__Set problem__: Reproduce every line in the listing that contains the word "Dialog".
::: Data excerpts
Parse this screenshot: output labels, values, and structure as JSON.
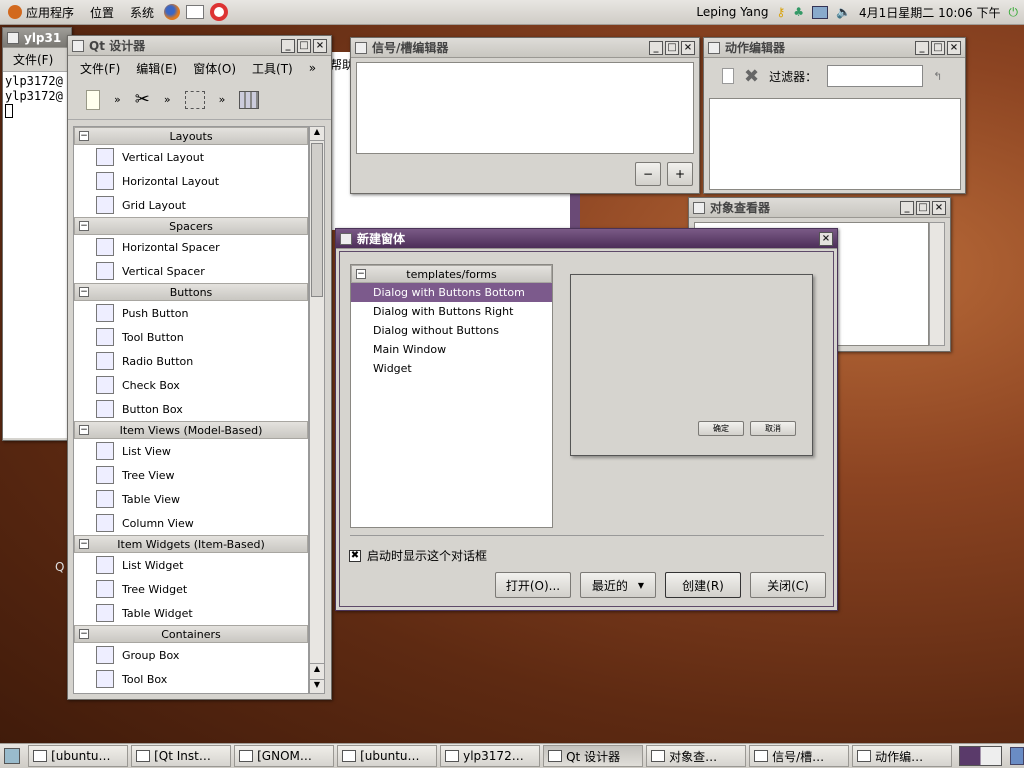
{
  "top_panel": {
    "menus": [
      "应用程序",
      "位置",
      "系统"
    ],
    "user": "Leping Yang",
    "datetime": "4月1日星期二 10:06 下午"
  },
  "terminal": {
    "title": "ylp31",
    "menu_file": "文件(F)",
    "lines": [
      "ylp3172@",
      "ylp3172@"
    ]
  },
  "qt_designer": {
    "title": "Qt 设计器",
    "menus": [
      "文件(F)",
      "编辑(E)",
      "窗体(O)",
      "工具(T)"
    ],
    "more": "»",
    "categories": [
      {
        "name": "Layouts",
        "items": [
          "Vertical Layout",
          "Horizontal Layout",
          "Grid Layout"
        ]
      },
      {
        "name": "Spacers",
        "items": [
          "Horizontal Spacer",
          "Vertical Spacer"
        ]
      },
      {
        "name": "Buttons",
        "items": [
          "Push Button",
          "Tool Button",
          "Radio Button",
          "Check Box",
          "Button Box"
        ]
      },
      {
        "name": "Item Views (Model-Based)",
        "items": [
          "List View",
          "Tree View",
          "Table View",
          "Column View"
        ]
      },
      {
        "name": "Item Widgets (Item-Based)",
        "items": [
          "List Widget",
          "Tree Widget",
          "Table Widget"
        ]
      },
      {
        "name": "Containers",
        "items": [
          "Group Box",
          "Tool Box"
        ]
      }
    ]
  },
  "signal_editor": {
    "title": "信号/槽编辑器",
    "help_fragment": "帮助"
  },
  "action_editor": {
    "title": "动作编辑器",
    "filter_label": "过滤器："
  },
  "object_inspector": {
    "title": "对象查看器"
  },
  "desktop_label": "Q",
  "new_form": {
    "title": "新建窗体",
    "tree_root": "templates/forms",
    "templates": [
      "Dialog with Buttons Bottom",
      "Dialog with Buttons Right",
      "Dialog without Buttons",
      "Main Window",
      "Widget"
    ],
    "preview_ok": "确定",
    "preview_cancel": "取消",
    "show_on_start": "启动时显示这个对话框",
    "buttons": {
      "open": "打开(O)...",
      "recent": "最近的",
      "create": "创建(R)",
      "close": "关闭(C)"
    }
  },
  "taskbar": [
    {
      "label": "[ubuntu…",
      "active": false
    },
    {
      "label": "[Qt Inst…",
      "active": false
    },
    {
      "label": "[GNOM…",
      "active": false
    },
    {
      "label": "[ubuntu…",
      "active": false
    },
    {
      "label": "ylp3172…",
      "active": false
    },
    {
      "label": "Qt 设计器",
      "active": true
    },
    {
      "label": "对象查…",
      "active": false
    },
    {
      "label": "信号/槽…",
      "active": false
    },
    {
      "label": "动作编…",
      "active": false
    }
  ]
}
::::::
__Response to the task__:
      "Dialog with Buttons Bottom",
      "Dialog with Buttons Right",
      "Dialog without Buttons",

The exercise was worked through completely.